• Detalles de tarea
Transcribe sin cambios el tramo del listado que va desde su inicio hasta la línea que contiene "button[interactable]: Preferences <box>0 110", con ambos extremos incluidos.

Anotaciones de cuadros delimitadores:
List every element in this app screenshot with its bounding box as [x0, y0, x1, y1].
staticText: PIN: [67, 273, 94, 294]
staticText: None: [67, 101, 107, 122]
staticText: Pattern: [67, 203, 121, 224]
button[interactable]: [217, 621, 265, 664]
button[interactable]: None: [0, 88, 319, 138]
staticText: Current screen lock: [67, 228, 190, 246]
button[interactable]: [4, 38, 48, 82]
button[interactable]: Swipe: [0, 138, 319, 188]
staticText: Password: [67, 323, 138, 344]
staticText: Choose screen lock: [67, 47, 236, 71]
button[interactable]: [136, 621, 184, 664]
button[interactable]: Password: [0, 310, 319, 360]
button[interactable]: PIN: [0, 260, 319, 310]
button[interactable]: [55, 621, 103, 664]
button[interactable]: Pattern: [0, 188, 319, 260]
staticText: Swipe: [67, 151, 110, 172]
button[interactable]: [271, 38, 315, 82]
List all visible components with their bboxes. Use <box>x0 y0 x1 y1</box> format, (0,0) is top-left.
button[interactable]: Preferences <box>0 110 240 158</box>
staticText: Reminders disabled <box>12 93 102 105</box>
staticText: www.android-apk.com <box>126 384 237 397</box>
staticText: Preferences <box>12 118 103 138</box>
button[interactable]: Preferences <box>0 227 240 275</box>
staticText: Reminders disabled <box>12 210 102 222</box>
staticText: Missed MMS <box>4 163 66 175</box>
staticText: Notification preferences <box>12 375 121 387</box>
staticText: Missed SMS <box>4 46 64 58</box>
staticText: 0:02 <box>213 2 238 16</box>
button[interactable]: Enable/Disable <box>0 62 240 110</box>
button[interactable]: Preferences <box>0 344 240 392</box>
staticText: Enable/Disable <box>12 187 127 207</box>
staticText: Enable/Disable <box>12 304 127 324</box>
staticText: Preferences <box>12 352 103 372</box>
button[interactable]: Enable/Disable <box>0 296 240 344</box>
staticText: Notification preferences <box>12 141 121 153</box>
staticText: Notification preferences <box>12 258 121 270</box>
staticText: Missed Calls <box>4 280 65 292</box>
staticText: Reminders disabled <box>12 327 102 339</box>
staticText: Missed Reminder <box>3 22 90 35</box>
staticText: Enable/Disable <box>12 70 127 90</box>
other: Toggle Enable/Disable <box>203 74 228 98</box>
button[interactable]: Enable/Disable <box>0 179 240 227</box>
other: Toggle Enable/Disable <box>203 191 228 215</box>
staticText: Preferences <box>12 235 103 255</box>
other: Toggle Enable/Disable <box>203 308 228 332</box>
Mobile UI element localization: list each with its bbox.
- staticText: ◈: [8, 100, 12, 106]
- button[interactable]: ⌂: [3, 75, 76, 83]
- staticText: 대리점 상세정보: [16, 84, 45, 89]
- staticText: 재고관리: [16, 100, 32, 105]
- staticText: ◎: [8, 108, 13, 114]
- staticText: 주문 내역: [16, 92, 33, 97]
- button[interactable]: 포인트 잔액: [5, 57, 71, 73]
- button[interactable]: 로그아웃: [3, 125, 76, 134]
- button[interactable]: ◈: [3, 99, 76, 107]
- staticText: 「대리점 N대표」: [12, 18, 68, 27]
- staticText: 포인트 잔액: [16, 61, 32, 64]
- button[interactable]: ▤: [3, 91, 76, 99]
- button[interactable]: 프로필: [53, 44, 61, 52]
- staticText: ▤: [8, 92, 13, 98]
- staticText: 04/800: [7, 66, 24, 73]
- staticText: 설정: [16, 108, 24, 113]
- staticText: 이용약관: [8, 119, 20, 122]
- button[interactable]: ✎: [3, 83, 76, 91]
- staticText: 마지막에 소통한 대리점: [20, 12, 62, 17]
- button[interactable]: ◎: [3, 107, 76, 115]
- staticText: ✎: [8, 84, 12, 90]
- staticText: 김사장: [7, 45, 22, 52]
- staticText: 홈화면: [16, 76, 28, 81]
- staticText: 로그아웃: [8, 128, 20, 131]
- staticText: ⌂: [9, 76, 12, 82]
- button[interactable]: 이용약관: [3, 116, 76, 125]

• Respuesta del ejercicio
List every element in this app screenshot with its bounding box as [x0, y0, x1, y1].
staticText: PIN: [67, 273, 94, 294]
staticText: None: [67, 101, 107, 122]
staticText: Pattern: [67, 203, 121, 224]
button[interactable]: [217, 621, 265, 664]
button[interactable]: None: [0, 88, 319, 138]
staticText: Current screen lock: [67, 228, 190, 246]
button[interactable]: [4, 38, 48, 82]
button[interactable]: Swipe: [0, 138, 319, 188]
staticText: Password: [67, 323, 138, 344]
staticText: Choose screen lock: [67, 47, 236, 71]
button[interactable]: [136, 621, 184, 664]
button[interactable]: Password: [0, 310, 319, 360]
button[interactable]: PIN: [0, 260, 319, 310]
button[interactable]: [55, 621, 103, 664]
button[interactable]: Pattern: [0, 188, 319, 260]
staticText: Swipe: [67, 151, 110, 172]
button[interactable]: [271, 38, 315, 82]
List all visible components with their bboxes. Use <box>x0 y0 x1 y1</box> format, (0,0) is top-left.
button[interactable]: Preferences <box>0 110 240 158</box>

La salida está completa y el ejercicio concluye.